All of the records below must be output exactly, with no pictures carried over.

(Collected data)
(begin)

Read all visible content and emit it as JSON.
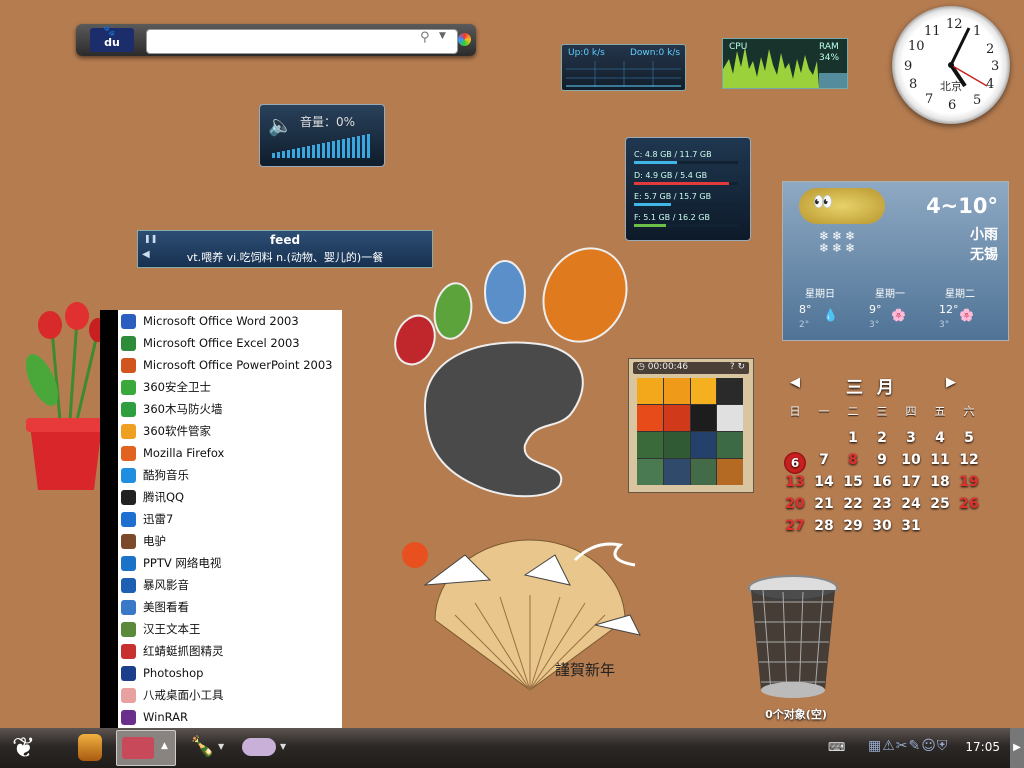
{
  "search": {
    "logo": "du",
    "placeholder": ""
  },
  "net_monitor": {
    "up": "Up:0 k/s",
    "down": "Down:0 k/s"
  },
  "cpu_monitor": {
    "cpu_label": "CPU",
    "ram_label": "RAM",
    "ram_value": "34%"
  },
  "volume": {
    "label": "音量：0%"
  },
  "disks": [
    {
      "label": "C: 4.8 GB / 11.7 GB",
      "fraction": 0.41,
      "color": "#3fb6e6"
    },
    {
      "label": "D: 4.9 GB / 5.4 GB",
      "fraction": 0.91,
      "color": "#e33b3b"
    },
    {
      "label": "E: 5.7 GB / 15.7 GB",
      "fraction": 0.36,
      "color": "#3fb6e6"
    },
    {
      "label": "F: 5.1 GB / 16.2 GB",
      "fraction": 0.31,
      "color": "#6cc04a"
    }
  ],
  "feed": {
    "word": "feed",
    "definition": "vt.喂养 vi.吃饲料 n.(动物、婴儿的)一餐"
  },
  "clock": {
    "city": "北京",
    "numbers": [
      "12",
      "1",
      "2",
      "3",
      "4",
      "5",
      "6",
      "7",
      "8",
      "9",
      "10",
      "11"
    ],
    "time": "17:05"
  },
  "weather": {
    "temp": "4~10°",
    "condition": "小雨",
    "city": "无锡",
    "forecast": [
      {
        "day": "星期日",
        "high": "8°",
        "low": "2°"
      },
      {
        "day": "星期一",
        "high": "9°",
        "low": "3°"
      },
      {
        "day": "星期二",
        "high": "12°",
        "low": "3°"
      }
    ]
  },
  "calendar": {
    "month": "三 月",
    "prev": "◀",
    "next": "▶",
    "weekdays": [
      "日",
      "一",
      "二",
      "三",
      "四",
      "五",
      "六"
    ],
    "first_weekday": 2,
    "days": 31,
    "today": 6,
    "red_days": [
      6,
      8,
      13,
      19,
      20,
      26,
      27
    ]
  },
  "puzzle": {
    "timer": "00:00:46"
  },
  "trash": {
    "label": "0个对象(空)"
  },
  "greeting": "謹賀新年",
  "start_menu": {
    "items": [
      {
        "label": "Microsoft Office Word 2003",
        "color": "#2b5fbf"
      },
      {
        "label": "Microsoft Office Excel 2003",
        "color": "#2e8b3a"
      },
      {
        "label": "Microsoft Office PowerPoint 2003",
        "color": "#d2551e"
      },
      {
        "label": "360安全卫士",
        "color": "#3aa83a"
      },
      {
        "label": "360木马防火墙",
        "color": "#2f9e3f"
      },
      {
        "label": "360软件管家",
        "color": "#f0a020"
      },
      {
        "label": "Mozilla Firefox",
        "color": "#e2631f"
      },
      {
        "label": "酷狗音乐",
        "color": "#1f8ee0"
      },
      {
        "label": "腾讯QQ",
        "color": "#222222"
      },
      {
        "label": "迅雷7",
        "color": "#1e6fd0"
      },
      {
        "label": "电驴",
        "color": "#7a4a2a"
      },
      {
        "label": "PPTV 网络电视",
        "color": "#1a73c8"
      },
      {
        "label": "暴风影音",
        "color": "#1d5fb0"
      },
      {
        "label": "美图看看",
        "color": "#3a78c8"
      },
      {
        "label": "汉王文本王",
        "color": "#5a8a3a"
      },
      {
        "label": "红蜻蜓抓图精灵",
        "color": "#c83030"
      },
      {
        "label": "Photoshop",
        "color": "#1b3f8a"
      },
      {
        "label": "八戒桌面小工具",
        "color": "#e8a0a0"
      },
      {
        "label": "WinRAR",
        "color": "#6a2f8a"
      }
    ]
  },
  "taskbar": {
    "time": "17:05"
  }
}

(end)

## ANSWER FOR THIS EXERCISE
Read all visible content and emit it as JSON.
{
  "search": {
    "logo": "du",
    "placeholder": ""
  },
  "net_monitor": {
    "up": "Up:0 k/s",
    "down": "Down:0 k/s"
  },
  "cpu_monitor": {
    "cpu_label": "CPU",
    "ram_label": "RAM",
    "ram_value": "34%"
  },
  "volume": {
    "label": "音量：0%"
  },
  "disks": [
    {
      "label": "C: 4.8 GB / 11.7 GB",
      "fraction": 0.41,
      "color": "#3fb6e6"
    },
    {
      "label": "D: 4.9 GB / 5.4 GB",
      "fraction": 0.91,
      "color": "#e33b3b"
    },
    {
      "label": "E: 5.7 GB / 15.7 GB",
      "fraction": 0.36,
      "color": "#3fb6e6"
    },
    {
      "label": "F: 5.1 GB / 16.2 GB",
      "fraction": 0.31,
      "color": "#6cc04a"
    }
  ],
  "feed": {
    "word": "feed",
    "definition": "vt.喂养 vi.吃饲料 n.(动物、婴儿的)一餐"
  },
  "clock": {
    "city": "北京",
    "numbers": [
      "12",
      "1",
      "2",
      "3",
      "4",
      "5",
      "6",
      "7",
      "8",
      "9",
      "10",
      "11"
    ],
    "time": "17:05"
  },
  "weather": {
    "temp": "4~10°",
    "condition": "小雨",
    "city": "无锡",
    "forecast": [
      {
        "day": "星期日",
        "high": "8°",
        "low": "2°"
      },
      {
        "day": "星期一",
        "high": "9°",
        "low": "3°"
      },
      {
        "day": "星期二",
        "high": "12°",
        "low": "3°"
      }
    ]
  },
  "calendar": {
    "month": "三 月",
    "prev": "◀",
    "next": "▶",
    "weekdays": [
      "日",
      "一",
      "二",
      "三",
      "四",
      "五",
      "六"
    ],
    "first_weekday": 2,
    "days": 31,
    "today": 6,
    "red_days": [
      6,
      8,
      13,
      19,
      20,
      26,
      27
    ]
  },
  "puzzle": {
    "timer": "00:00:46"
  },
  "trash": {
    "label": "0个对象(空)"
  },
  "greeting": "謹賀新年",
  "start_menu": {
    "items": [
      {
        "label": "Microsoft Office Word 2003",
        "color": "#2b5fbf"
      },
      {
        "label": "Microsoft Office Excel 2003",
        "color": "#2e8b3a"
      },
      {
        "label": "Microsoft Office PowerPoint 2003",
        "color": "#d2551e"
      },
      {
        "label": "360安全卫士",
        "color": "#3aa83a"
      },
      {
        "label": "360木马防火墙",
        "color": "#2f9e3f"
      },
      {
        "label": "360软件管家",
        "color": "#f0a020"
      },
      {
        "label": "Mozilla Firefox",
        "color": "#e2631f"
      },
      {
        "label": "酷狗音乐",
        "color": "#1f8ee0"
      },
      {
        "label": "腾讯QQ",
        "color": "#222222"
      },
      {
        "label": "迅雷7",
        "color": "#1e6fd0"
      },
      {
        "label": "电驴",
        "color": "#7a4a2a"
      },
      {
        "label": "PPTV 网络电视",
        "color": "#1a73c8"
      },
      {
        "label": "暴风影音",
        "color": "#1d5fb0"
      },
      {
        "label": "美图看看",
        "color": "#3a78c8"
      },
      {
        "label": "汉王文本王",
        "color": "#5a8a3a"
      },
      {
        "label": "红蜻蜓抓图精灵",
        "color": "#c83030"
      },
      {
        "label": "Photoshop",
        "color": "#1b3f8a"
      },
      {
        "label": "八戒桌面小工具",
        "color": "#e8a0a0"
      },
      {
        "label": "WinRAR",
        "color": "#6a2f8a"
      }
    ]
  },
  "taskbar": {
    "time": "17:05"
  }
}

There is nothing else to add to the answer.